--- Data to use ---

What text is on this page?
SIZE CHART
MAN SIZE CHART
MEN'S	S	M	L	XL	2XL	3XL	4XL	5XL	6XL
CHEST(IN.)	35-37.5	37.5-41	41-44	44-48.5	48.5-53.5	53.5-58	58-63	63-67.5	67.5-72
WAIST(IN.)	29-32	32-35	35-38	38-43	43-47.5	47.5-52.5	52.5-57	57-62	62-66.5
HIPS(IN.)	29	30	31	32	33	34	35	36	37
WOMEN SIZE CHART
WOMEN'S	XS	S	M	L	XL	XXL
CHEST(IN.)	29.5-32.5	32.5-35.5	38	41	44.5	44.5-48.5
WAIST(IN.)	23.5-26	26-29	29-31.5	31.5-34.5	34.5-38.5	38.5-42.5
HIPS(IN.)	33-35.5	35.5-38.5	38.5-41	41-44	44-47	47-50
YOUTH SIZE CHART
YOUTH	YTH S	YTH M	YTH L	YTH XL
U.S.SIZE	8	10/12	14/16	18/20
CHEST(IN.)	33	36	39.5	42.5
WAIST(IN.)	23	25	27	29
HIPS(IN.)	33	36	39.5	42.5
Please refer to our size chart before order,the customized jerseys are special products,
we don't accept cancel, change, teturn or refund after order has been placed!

---

_What you have to do_: The listing above must be transcribed exactly, line by line.

_Finished answer_:
What text is on this page?
SIZE CHART
MAN SIZE CHART
MEN'S	S	M	L	XL	2XL	3XL	4XL	5XL	6XL
CHEST(IN.)	35-37.5	37.5-41	41-44	44-48.5	48.5-53.5	53.5-58	58-63	63-67.5	67.5-72
WAIST(IN.)	29-32	32-35	35-38	38-43	43-47.5	47.5-52.5	52.5-57	57-62	62-66.5
HIPS(IN.)	29	30	31	32	33	34	35	36	37
WOMEN SIZE CHART
WOMEN'S	XS	S	M	L	XL	XXL
CHEST(IN.)	29.5-32.5	32.5-35.5	38	41	44.5	44.5-48.5
WAIST(IN.)	23.5-26	26-29	29-31.5	31.5-34.5	34.5-38.5	38.5-42.5
HIPS(IN.)	33-35.5	35.5-38.5	38.5-41	41-44	44-47	47-50
YOUTH SIZE CHART
YOUTH	YTH S	YTH M	YTH L	YTH XL
U.S.SIZE	8	10/12	14/16	18/20
CHEST(IN.)	33	36	39.5	42.5
WAIST(IN.)	23	25	27	29
HIPS(IN.)	33	36	39.5	42.5
Please refer to our size chart before order,the customized jerseys are special products,
we don't accept cancel, change, teturn or refund after order has been placed!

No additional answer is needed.